- Directions: The records below hold pictures; please leave those out and retype the rest exactly.

- Data records:

______

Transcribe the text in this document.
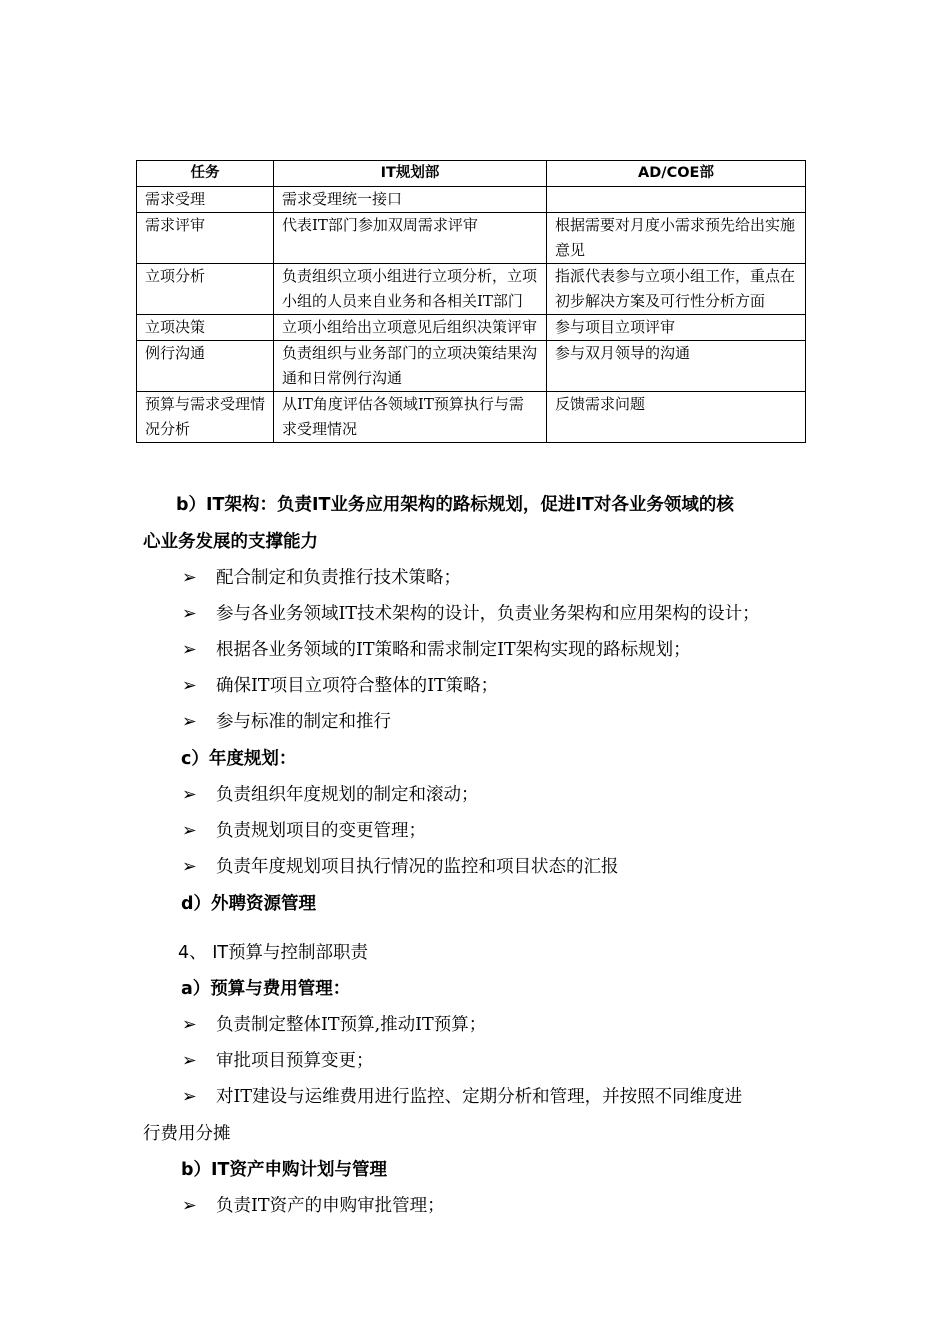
任务	IT规划部	AD/COE部
需求受理	需求受理统一接口	
需求评审	代表IT部门参加双周需求评审	根据需要对月度小需求预先给出实施意见
立项分析	负责组织立项小组进行立项分析，立项小组的人员来自业务和各相关IT部门	指派代表参与立项小组工作，重点在初步解决方案及可行性分析方面
立项决策	立项小组给出立项意见后组织决策评审	参与项目立项评审
例行沟通	负责组织与业务部门的立项决策结果沟通和日常例行沟通	参与双月领导的沟通
预算与需求受理情况分析	从IT角度评估各领域IT预算执行与需求受理情况	反馈需求问题
b）IT架构：负责IT业务应用架构的路标规划，促进IT对各业务领域的核
心业务发展的支撑能力
➢ 配合制定和负责推行技术策略；
➢ 参与各业务领域IT技术架构的设计，负责业务架构和应用架构的设计；
➢ 根据各业务领域的IT策略和需求制定IT架构实现的路标规划；
➢ 确保IT项目立项符合整体的IT策略；
➢ 参与标准的制定和推行
c）年度规划：
➢ 负责组织年度规划的制定和滚动；
➢ 负责规划项目的变更管理；
➢ 负责年度规划项目执行情况的监控和项目状态的汇报
d）外聘资源管理
4、 IT预算与控制部职责
a）预算与费用管理：
➢ 负责制定整体IT预算,推动IT预算；
➢ 审批项目预算变更；
➢ 对IT建设与运维费用进行监控、定期分析和管理，并按照不同维度进
行费用分摊
b）IT资产申购计划与管理
➢ 负责IT资产的申购审批管理；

______

- Response below:
Transcribe the text in this document.
任务	IT规划部	AD/COE部
需求受理	需求受理统一接口	
需求评审	代表IT部门参加双周需求评审	根据需要对月度小需求预先给出实施意见
立项分析	负责组织立项小组进行立项分析，立项小组的人员来自业务和各相关IT部门	指派代表参与立项小组工作，重点在初步解决方案及可行性分析方面
立项决策	立项小组给出立项意见后组织决策评审	参与项目立项评审
例行沟通	负责组织与业务部门的立项决策结果沟通和日常例行沟通	参与双月领导的沟通
预算与需求受理情况分析	从IT角度评估各领域IT预算执行与需求受理情况	反馈需求问题
b）IT架构：负责IT业务应用架构的路标规划，促进IT对各业务领域的核
心业务发展的支撑能力
➢ 配合制定和负责推行技术策略；
➢ 参与各业务领域IT技术架构的设计，负责业务架构和应用架构的设计；
➢ 根据各业务领域的IT策略和需求制定IT架构实现的路标规划；
➢ 确保IT项目立项符合整体的IT策略；
➢ 参与标准的制定和推行
c）年度规划：
➢ 负责组织年度规划的制定和滚动；
➢ 负责规划项目的变更管理；
➢ 负责年度规划项目执行情况的监控和项目状态的汇报
d）外聘资源管理
4、 IT预算与控制部职责
a）预算与费用管理：
➢ 负责制定整体IT预算,推动IT预算；
➢ 审批项目预算变更；
➢ 对IT建设与运维费用进行监控、定期分析和管理，并按照不同维度进
行费用分摊
b）IT资产申购计划与管理
➢ 负责IT资产的申购审批管理；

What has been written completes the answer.